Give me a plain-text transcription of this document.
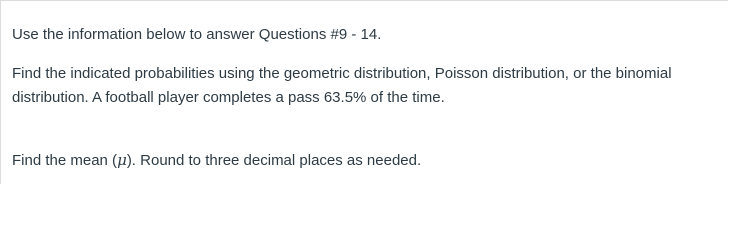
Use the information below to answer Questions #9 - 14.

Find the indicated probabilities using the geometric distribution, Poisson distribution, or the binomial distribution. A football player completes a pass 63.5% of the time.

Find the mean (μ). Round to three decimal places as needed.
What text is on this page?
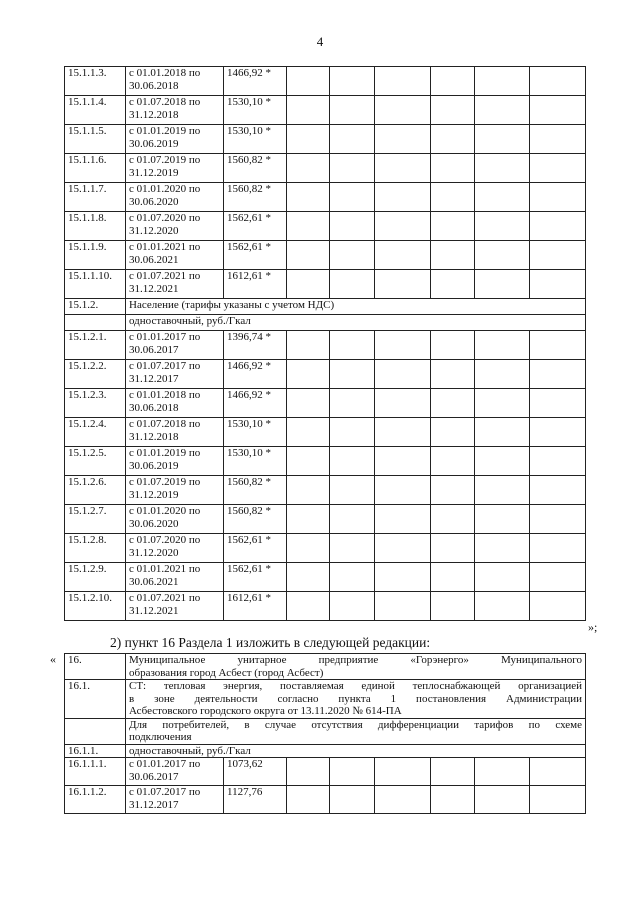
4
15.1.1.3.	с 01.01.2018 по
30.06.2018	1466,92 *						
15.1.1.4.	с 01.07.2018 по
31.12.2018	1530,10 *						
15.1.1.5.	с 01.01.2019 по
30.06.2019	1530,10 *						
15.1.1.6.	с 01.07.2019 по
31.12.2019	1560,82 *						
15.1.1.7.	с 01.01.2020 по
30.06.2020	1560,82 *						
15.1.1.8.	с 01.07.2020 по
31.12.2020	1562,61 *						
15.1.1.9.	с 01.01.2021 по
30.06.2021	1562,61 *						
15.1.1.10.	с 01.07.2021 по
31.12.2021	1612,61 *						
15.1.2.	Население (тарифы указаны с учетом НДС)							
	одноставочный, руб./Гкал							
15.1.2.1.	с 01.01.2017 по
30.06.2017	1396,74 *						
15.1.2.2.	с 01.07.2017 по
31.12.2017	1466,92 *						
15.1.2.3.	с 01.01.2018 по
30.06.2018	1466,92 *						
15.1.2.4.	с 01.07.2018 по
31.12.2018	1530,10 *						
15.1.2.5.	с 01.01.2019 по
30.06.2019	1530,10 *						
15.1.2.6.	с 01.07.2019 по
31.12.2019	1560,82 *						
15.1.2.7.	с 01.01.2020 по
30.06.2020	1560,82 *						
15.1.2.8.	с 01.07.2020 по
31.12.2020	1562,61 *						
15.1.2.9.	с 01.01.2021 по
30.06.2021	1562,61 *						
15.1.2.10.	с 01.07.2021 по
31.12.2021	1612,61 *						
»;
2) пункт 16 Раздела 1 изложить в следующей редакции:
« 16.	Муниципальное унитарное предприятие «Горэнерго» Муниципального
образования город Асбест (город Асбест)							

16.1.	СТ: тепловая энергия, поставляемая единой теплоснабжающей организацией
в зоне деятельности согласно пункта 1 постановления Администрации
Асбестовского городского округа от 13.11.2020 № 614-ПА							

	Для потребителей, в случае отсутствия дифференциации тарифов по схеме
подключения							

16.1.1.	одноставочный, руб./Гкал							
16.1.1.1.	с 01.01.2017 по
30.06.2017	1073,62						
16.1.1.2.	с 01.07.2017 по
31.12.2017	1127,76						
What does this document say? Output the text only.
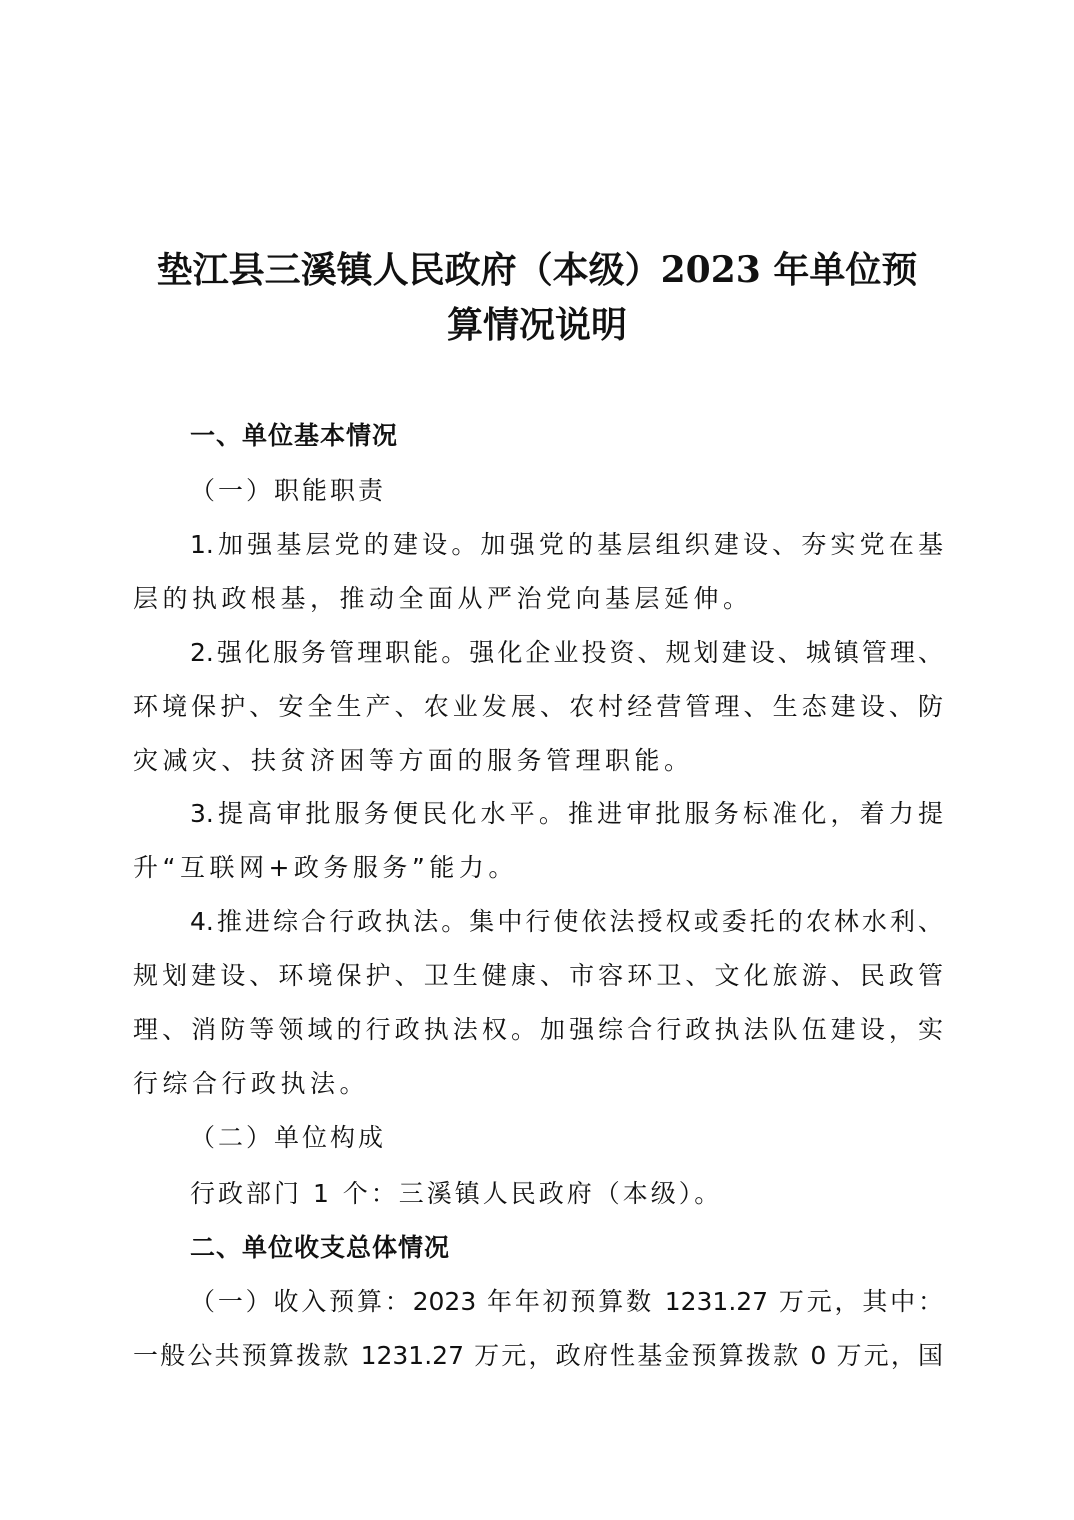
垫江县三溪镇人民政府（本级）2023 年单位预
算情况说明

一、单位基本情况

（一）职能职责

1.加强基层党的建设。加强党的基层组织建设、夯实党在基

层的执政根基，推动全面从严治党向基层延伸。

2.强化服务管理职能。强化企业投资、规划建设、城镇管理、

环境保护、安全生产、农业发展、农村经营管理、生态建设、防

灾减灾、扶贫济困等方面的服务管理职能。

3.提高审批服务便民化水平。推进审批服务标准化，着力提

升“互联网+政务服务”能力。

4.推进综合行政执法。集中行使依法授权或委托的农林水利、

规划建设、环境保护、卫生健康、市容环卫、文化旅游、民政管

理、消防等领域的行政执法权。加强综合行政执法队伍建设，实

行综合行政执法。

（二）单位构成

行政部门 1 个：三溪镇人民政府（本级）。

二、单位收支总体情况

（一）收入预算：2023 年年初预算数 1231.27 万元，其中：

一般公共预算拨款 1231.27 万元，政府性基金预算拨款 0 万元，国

• **Task details**: Extract, from the listing above, every line where the string "Гкал" occurs.

• **Expected answer**:
	одноставочный, руб./Гкал							
16.1.1.	одноставочный, руб./Гкал							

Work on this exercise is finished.